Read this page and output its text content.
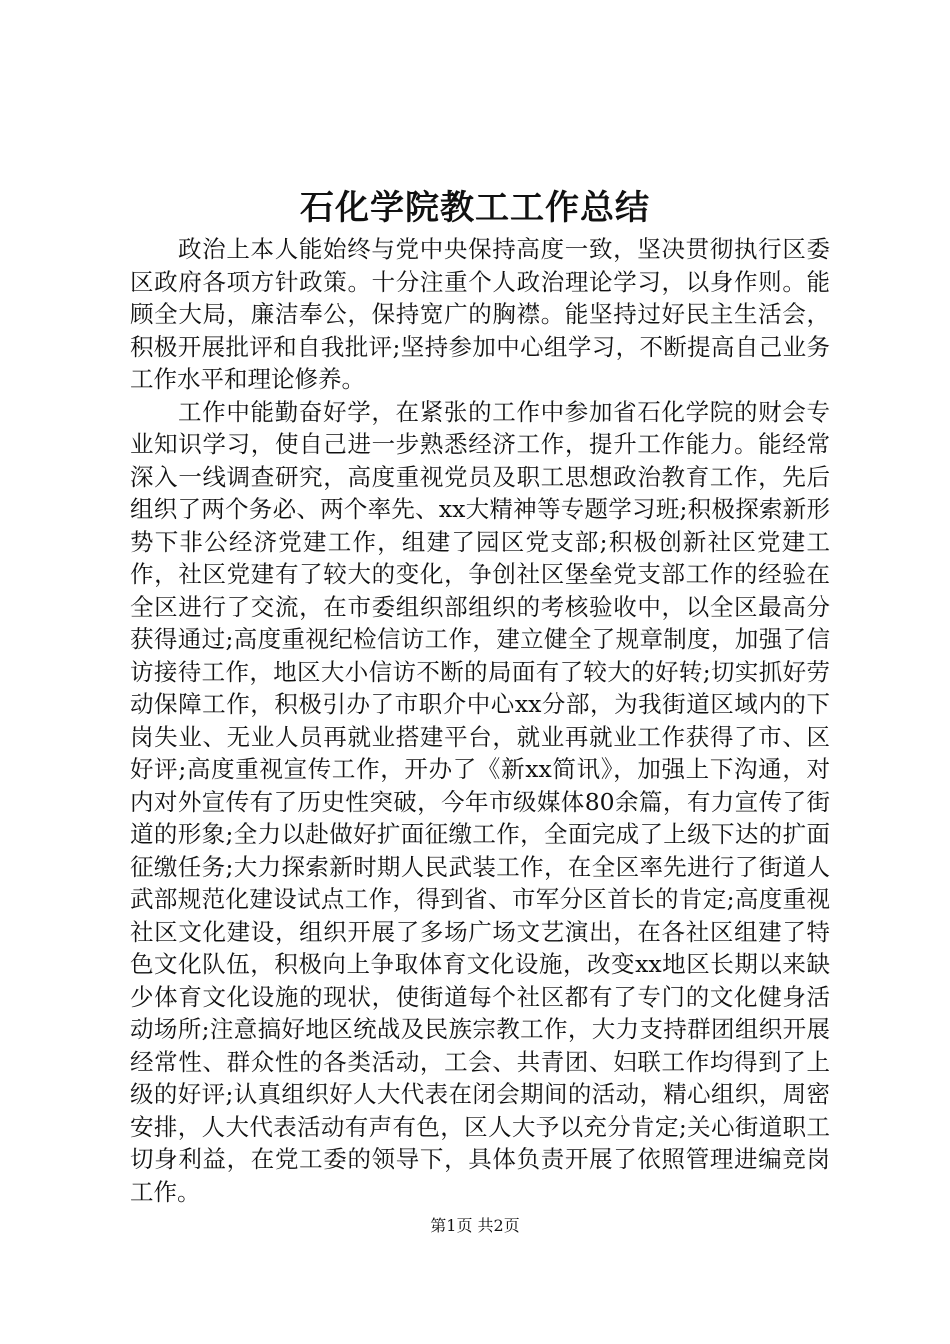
石化学院教工工作总结

政治上本人能始终与党中央保持高度一致，坚决贯彻执行区委区政府各项方针政策。十分注重个人政治理论学习，以身作则。能顾全大局，廉洁奉公，保持宽广的胸襟。能坚持过好民主生活会，积极开展批评和自我批评;坚持参加中心组学习，不断提高自己业务工作水平和理论修养。

工作中能勤奋好学，在紧张的工作中参加省石化学院的财会专业知识学习，使自己进一步熟悉经济工作，提升工作能力。能经常深入一线调查研究，高度重视党员及职工思想政治教育工作，先后组织了两个务必、两个率先、xx大精神等专题学习班;积极探索新形势下非公经济党建工作，组建了园区党支部;积极创新社区党建工作，社区党建有了较大的变化，争创社区堡垒党支部工作的经验在全区进行了交流，在市委组织部组织的考核验收中，以全区最高分获得通过;高度重视纪检信访工作，建立健全了规章制度，加强了信访接待工作，地区大小信访不断的局面有了较大的好转;切实抓好劳动保障工作，积极引办了市职介中心xx分部，为我街道区域内的下岗失业、无业人员再就业搭建平台，就业再就业工作获得了市、区好评;高度重视宣传工作，开办了《新xx简讯》，加强上下沟通，对内对外宣传有了历史性突破，今年市级媒体80余篇，有力宣传了街道的形象;全力以赴做好扩面征缴工作，全面完成了上级下达的扩面征缴任务;大力探索新时期人民武装工作，在全区率先进行了街道人武部规范化建设试点工作，得到省、市军分区首长的肯定;高度重视社区文化建设，组织开展了多场广场文艺演出，在各社区组建了特色文化队伍，积极向上争取体育文化设施，改变xx地区长期以来缺少体育文化设施的现状，使街道每个社区都有了专门的文化健身活动场所;注意搞好地区统战及民族宗教工作，大力支持群团组织开展经常性、群众性的各类活动，工会、共青团、妇联工作均得到了上级的好评;认真组织好人大代表在闭会期间的活动，精心组织，周密安排，人大代表活动有声有色，区人大予以充分肯定;关心街道职工切身利益，在党工委的领导下，具体负责开展了依照管理进编竞岗工作。

第1页 共2页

○ ○ ○ ○ ○ ○ ○

# WORK INSTRUCTIONS:
In your copy, repeat each record exactly and include no pictures.

# COMPLETE OUTPUT:
Read this page and output its text content.
石化学院教工工作总结

政治上本人能始终与党中央保持高度一致，坚决贯彻执行区委区政府各项方针政策。十分注重个人政治理论学习，以身作则。能顾全大局，廉洁奉公，保持宽广的胸襟。能坚持过好民主生活会，积极开展批评和自我批评;坚持参加中心组学习，不断提高自己业务工作水平和理论修养。

工作中能勤奋好学，在紧张的工作中参加省石化学院的财会专业知识学习，使自己进一步熟悉经济工作，提升工作能力。能经常深入一线调查研究，高度重视党员及职工思想政治教育工作，先后组织了两个务必、两个率先、xx大精神等专题学习班;积极探索新形势下非公经济党建工作，组建了园区党支部;积极创新社区党建工作，社区党建有了较大的变化，争创社区堡垒党支部工作的经验在全区进行了交流，在市委组织部组织的考核验收中，以全区最高分获得通过;高度重视纪检信访工作，建立健全了规章制度，加强了信访接待工作，地区大小信访不断的局面有了较大的好转;切实抓好劳动保障工作，积极引办了市职介中心xx分部，为我街道区域内的下岗失业、无业人员再就业搭建平台，就业再就业工作获得了市、区好评;高度重视宣传工作，开办了《新xx简讯》，加强上下沟通，对内对外宣传有了历史性突破，今年市级媒体80余篇，有力宣传了街道的形象;全力以赴做好扩面征缴工作，全面完成了上级下达的扩面征缴任务;大力探索新时期人民武装工作，在全区率先进行了街道人武部规范化建设试点工作，得到省、市军分区首长的肯定;高度重视社区文化建设，组织开展了多场广场文艺演出，在各社区组建了特色文化队伍，积极向上争取体育文化设施，改变xx地区长期以来缺少体育文化设施的现状，使街道每个社区都有了专门的文化健身活动场所;注意搞好地区统战及民族宗教工作，大力支持群团组织开展经常性、群众性的各类活动，工会、共青团、妇联工作均得到了上级的好评;认真组织好人大代表在闭会期间的活动，精心组织，周密安排，人大代表活动有声有色，区人大予以充分肯定;关心街道职工切身利益，在党工委的领导下，具体负责开展了依照管理进编竞岗工作。

第1页 共2页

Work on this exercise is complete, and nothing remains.